##### Dataset records

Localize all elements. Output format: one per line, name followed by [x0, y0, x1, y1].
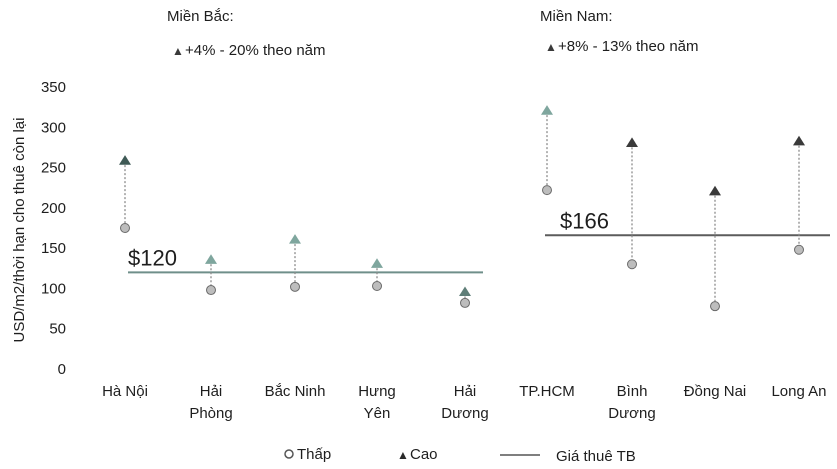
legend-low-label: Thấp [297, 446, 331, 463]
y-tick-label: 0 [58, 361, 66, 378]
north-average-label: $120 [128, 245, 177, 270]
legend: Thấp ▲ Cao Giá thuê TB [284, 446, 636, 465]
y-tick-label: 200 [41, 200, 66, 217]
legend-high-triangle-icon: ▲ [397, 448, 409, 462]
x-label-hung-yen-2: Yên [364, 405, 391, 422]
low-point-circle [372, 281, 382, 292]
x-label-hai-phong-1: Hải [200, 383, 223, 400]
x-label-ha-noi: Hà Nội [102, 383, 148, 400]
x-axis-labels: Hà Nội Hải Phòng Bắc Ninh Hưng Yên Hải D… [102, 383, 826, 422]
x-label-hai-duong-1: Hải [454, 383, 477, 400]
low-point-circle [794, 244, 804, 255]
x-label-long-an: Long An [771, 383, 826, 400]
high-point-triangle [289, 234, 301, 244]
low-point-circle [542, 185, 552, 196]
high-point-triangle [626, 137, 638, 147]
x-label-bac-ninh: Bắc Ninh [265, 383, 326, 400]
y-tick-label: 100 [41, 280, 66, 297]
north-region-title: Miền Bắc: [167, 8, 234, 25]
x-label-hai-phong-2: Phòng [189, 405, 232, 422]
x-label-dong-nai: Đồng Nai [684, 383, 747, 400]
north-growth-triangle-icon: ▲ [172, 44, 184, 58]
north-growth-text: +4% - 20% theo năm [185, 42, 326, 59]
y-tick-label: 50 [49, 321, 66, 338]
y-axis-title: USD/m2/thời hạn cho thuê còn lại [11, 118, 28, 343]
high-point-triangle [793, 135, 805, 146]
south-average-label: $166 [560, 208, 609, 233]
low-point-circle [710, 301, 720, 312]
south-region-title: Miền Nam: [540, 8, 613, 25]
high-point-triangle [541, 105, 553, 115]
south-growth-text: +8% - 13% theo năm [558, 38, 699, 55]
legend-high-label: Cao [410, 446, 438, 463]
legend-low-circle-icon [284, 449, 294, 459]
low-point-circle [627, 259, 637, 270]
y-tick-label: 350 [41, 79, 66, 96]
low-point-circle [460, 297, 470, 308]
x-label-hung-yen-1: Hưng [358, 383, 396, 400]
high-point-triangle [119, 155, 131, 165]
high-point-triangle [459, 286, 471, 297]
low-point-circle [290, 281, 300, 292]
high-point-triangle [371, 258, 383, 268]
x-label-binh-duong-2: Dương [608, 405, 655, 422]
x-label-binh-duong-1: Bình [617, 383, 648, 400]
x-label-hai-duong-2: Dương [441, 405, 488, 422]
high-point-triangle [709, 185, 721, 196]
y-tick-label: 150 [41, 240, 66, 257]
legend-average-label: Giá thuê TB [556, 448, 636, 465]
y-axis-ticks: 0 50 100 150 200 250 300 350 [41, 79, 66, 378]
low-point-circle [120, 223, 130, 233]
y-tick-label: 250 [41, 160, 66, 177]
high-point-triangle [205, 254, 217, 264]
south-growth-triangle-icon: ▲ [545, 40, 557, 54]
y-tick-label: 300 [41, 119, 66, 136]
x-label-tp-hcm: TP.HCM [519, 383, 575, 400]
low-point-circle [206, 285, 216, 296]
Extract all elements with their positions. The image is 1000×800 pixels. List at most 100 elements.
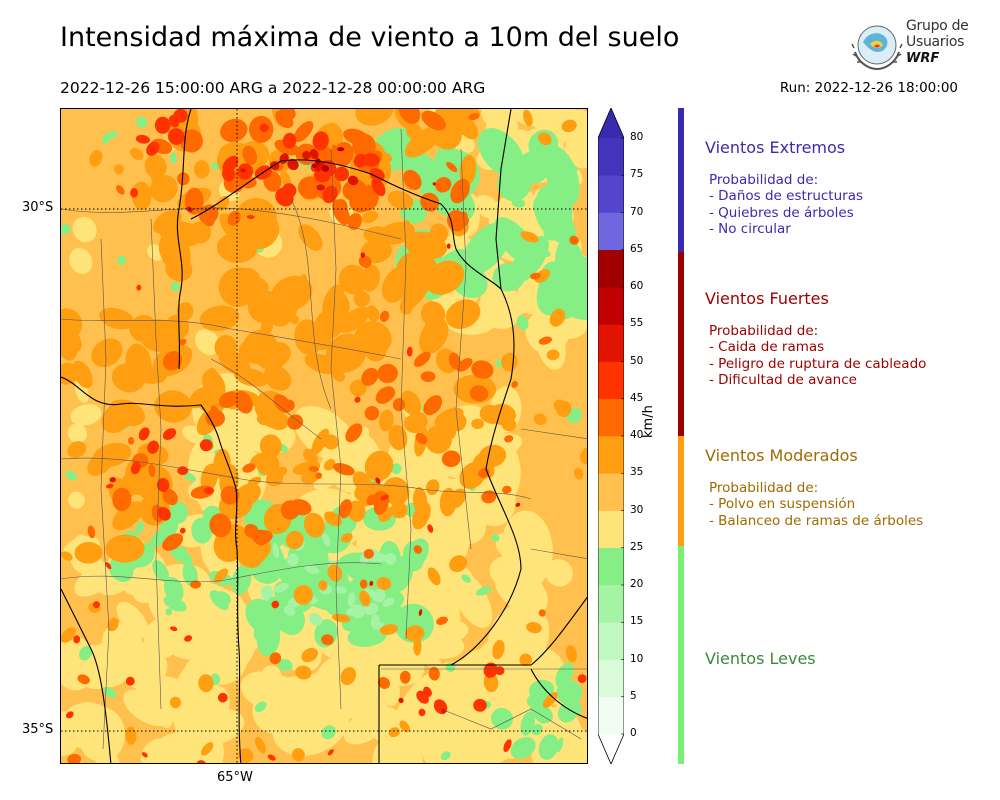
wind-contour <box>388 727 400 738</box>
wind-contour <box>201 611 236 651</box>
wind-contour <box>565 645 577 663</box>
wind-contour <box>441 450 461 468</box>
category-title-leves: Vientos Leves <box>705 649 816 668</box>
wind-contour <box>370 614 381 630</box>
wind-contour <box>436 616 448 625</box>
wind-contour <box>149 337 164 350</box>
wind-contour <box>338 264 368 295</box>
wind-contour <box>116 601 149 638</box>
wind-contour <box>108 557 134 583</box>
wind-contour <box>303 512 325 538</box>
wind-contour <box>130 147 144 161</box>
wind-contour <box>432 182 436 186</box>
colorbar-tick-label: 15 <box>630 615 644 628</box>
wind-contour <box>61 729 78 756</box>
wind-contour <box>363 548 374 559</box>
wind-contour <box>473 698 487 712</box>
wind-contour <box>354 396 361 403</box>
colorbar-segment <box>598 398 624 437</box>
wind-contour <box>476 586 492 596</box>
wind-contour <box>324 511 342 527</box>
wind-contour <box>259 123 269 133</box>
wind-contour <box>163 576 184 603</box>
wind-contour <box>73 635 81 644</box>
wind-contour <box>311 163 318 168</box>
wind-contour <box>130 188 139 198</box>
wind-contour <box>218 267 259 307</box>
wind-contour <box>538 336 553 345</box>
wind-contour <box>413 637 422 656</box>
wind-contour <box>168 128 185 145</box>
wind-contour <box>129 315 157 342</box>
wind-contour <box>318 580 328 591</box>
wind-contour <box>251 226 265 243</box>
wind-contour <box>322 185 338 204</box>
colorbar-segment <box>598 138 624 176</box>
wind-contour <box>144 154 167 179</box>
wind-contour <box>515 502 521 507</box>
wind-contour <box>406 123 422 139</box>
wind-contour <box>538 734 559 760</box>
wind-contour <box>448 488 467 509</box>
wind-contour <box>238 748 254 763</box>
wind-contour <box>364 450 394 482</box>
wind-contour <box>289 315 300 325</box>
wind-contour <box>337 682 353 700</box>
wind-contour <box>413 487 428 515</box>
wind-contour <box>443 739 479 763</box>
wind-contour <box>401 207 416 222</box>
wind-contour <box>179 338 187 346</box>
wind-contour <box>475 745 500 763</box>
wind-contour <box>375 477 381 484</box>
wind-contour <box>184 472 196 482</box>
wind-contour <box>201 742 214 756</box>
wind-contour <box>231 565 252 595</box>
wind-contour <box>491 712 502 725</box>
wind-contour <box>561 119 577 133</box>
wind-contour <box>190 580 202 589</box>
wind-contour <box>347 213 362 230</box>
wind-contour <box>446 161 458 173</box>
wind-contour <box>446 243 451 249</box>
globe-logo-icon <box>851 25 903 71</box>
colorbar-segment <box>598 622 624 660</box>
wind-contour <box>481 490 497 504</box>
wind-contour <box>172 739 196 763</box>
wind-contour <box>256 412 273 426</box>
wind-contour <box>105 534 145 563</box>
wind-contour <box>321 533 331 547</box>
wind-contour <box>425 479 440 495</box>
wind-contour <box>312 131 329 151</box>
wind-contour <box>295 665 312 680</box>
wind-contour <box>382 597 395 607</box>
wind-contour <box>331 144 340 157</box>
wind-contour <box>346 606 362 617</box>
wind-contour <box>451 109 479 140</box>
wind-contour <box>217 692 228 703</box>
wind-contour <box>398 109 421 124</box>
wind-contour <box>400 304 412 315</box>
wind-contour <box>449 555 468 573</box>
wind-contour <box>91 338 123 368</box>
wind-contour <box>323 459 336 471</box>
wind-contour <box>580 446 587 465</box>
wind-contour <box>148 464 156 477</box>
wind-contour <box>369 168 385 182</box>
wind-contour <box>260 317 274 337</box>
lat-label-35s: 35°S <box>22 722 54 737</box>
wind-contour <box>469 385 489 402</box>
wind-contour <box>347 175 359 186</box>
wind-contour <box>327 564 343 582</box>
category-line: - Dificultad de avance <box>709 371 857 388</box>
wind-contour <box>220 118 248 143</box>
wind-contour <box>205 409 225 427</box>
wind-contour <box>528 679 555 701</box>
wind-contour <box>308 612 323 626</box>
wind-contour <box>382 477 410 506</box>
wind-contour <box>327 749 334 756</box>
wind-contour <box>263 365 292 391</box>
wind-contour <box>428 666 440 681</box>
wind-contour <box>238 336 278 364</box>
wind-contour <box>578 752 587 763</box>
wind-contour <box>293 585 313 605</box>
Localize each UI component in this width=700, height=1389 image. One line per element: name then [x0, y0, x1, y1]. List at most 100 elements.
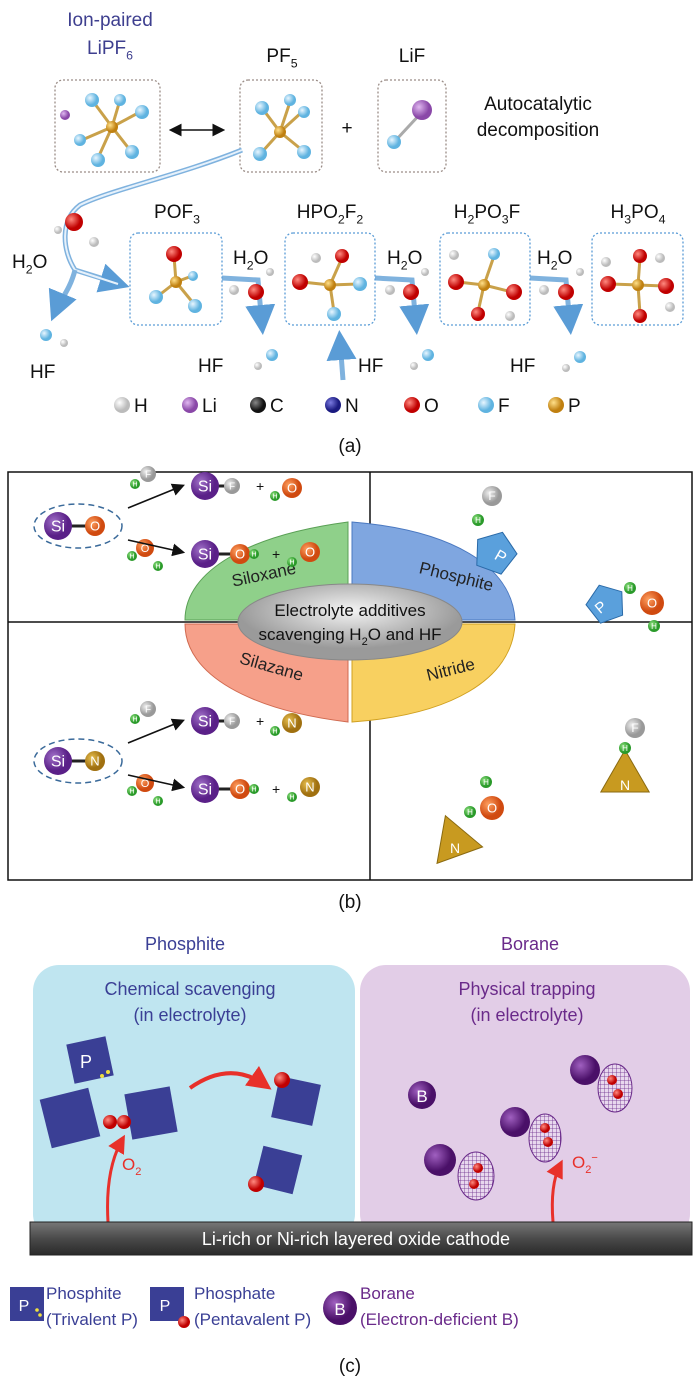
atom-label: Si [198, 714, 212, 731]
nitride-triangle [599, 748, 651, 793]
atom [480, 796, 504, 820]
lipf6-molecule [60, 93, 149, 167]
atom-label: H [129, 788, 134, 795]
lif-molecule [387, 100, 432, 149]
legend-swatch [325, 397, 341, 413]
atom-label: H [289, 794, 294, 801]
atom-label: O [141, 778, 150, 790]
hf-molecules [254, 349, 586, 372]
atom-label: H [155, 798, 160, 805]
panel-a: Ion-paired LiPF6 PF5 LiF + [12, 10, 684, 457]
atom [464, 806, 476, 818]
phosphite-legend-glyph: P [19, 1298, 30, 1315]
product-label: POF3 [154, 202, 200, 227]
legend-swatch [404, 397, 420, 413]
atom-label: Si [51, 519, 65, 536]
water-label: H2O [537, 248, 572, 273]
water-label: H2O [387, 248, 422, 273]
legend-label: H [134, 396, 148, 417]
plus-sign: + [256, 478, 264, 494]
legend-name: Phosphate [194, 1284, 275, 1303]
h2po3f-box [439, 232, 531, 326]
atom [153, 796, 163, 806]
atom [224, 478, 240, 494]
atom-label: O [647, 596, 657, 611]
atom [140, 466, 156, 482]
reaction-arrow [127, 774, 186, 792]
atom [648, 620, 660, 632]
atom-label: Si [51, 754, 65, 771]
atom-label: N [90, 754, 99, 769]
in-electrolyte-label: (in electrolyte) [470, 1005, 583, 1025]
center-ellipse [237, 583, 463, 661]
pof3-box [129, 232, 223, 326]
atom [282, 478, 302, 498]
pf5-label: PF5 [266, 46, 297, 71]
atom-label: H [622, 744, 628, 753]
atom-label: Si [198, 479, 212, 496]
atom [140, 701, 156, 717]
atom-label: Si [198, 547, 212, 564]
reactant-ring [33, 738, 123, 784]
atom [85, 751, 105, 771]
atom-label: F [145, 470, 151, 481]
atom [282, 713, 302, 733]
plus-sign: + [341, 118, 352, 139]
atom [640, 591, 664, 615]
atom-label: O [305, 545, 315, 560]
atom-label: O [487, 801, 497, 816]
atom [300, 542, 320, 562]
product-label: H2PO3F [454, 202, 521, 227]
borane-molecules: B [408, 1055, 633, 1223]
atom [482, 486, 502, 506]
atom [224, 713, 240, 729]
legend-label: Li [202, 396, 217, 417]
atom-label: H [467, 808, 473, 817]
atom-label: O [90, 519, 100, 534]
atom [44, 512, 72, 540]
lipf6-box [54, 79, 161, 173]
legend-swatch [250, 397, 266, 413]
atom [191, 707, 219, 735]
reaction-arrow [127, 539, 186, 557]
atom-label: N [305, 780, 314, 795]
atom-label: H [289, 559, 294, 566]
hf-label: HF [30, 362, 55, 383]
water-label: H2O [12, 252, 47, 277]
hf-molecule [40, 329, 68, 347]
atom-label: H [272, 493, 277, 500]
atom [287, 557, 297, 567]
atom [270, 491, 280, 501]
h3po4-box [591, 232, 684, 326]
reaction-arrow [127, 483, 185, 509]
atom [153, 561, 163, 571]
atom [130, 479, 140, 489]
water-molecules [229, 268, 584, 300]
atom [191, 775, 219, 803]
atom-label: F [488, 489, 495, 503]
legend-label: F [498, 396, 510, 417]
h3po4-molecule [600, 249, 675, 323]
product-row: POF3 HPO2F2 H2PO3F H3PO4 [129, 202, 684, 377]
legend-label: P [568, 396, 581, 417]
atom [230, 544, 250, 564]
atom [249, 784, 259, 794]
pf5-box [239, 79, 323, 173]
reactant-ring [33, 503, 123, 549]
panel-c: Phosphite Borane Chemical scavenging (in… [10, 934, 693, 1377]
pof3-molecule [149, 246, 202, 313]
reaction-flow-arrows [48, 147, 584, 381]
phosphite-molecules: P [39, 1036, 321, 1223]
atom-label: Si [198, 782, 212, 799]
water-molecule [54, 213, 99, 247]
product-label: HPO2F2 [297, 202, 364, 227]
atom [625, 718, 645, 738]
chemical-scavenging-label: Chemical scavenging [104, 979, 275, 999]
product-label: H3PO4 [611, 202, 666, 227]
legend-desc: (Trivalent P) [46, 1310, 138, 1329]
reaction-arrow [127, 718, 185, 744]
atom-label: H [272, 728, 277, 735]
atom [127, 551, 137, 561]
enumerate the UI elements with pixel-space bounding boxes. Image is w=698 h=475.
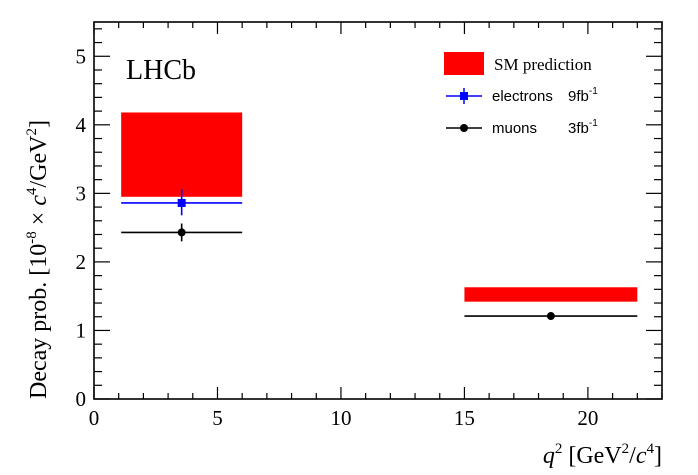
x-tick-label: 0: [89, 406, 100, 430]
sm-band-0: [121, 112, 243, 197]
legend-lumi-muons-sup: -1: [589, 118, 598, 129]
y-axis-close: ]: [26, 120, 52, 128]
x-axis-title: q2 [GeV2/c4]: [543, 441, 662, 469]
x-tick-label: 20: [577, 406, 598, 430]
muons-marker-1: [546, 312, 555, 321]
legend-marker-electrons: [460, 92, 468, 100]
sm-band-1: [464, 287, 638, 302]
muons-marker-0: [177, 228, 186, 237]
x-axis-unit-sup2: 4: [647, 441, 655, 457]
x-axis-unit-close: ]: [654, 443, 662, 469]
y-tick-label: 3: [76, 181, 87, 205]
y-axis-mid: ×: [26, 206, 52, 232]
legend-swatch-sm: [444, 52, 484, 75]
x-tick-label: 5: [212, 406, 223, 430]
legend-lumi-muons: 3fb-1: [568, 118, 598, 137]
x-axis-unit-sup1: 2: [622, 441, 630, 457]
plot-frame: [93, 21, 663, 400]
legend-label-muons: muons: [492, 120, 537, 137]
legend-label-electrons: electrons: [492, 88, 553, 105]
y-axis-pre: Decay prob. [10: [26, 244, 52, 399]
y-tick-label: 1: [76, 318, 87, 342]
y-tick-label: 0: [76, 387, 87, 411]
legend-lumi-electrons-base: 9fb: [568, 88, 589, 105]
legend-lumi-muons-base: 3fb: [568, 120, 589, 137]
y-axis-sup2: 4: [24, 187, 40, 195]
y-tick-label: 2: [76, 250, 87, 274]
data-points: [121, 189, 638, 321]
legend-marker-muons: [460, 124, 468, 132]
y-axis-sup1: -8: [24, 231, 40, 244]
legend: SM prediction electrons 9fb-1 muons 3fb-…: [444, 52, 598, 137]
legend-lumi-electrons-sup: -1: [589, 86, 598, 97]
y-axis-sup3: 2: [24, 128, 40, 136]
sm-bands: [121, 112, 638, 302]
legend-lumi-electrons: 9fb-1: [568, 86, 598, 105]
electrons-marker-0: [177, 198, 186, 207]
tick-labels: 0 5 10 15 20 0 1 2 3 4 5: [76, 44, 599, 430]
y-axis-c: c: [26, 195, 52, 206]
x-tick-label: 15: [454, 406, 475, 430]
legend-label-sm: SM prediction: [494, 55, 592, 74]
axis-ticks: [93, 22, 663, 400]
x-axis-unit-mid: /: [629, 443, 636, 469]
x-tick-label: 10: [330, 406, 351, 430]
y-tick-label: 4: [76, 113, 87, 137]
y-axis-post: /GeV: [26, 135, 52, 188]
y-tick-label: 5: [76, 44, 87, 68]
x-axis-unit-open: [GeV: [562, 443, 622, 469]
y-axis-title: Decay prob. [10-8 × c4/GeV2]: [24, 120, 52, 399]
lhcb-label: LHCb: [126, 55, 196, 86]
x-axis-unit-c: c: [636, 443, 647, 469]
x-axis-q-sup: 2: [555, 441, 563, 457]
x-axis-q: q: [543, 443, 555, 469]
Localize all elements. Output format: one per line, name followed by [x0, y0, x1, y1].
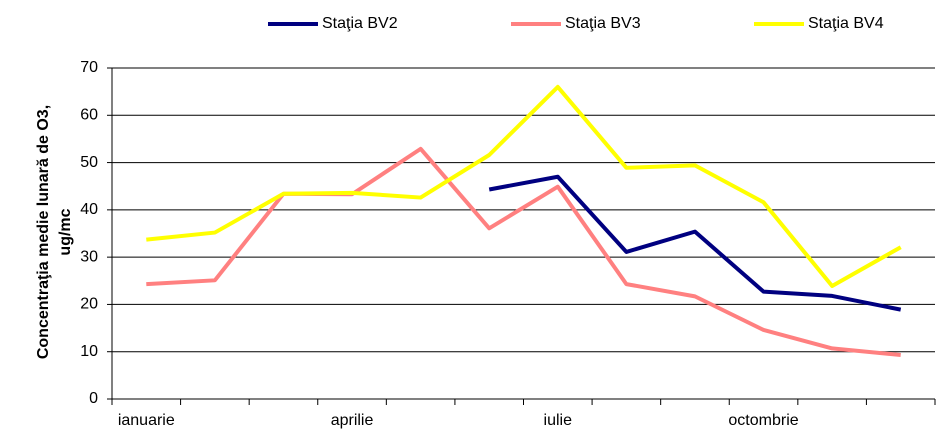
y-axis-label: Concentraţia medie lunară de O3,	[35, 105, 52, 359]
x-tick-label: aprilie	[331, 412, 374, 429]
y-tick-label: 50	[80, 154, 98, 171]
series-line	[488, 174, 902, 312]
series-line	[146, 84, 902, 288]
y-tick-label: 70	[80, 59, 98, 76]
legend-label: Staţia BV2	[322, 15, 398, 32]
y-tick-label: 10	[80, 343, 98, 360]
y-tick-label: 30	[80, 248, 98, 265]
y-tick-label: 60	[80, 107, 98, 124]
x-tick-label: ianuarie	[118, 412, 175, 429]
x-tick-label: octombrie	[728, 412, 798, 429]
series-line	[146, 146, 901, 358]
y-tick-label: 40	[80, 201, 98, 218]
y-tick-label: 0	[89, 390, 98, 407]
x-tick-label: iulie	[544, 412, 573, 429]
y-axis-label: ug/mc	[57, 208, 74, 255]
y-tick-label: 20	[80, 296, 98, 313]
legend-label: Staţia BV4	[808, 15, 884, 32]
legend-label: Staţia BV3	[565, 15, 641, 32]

##########

Direction
Rewrite the part of the data that opens with the line containing "x-tick-label: 0: [89, 406, 100, 430]" and closes with the line containing "sm-band-1: [464, 287, 638, 302]" as a Markdown table with the columns Row and Text, numbering each line in Row and omitting any blank lines.

Response to the task
| Row | Text |
|---|---|
| 1 | x-tick-label: 0: [89, 406, 100, 430] |
| 2 | sm-band-0: [121, 112, 243, 197] |
| 3 | legend-lumi-muons-sup: -1: [589, 118, 598, 129] |
| 4 | y-axis-close: ]: [26, 120, 52, 128] |
| 5 | x-axis-title: q2 [GeV2/c4]: [543, 441, 662, 469] |
| 6 | x-tick-label: 20: [577, 406, 598, 430] |
| 7 | muons-marker-1: [546, 312, 555, 321] |
| 8 | legend-marker-electrons: [460, 92, 468, 100] |
| 9 | sm-band-1: [464, 287, 638, 302] |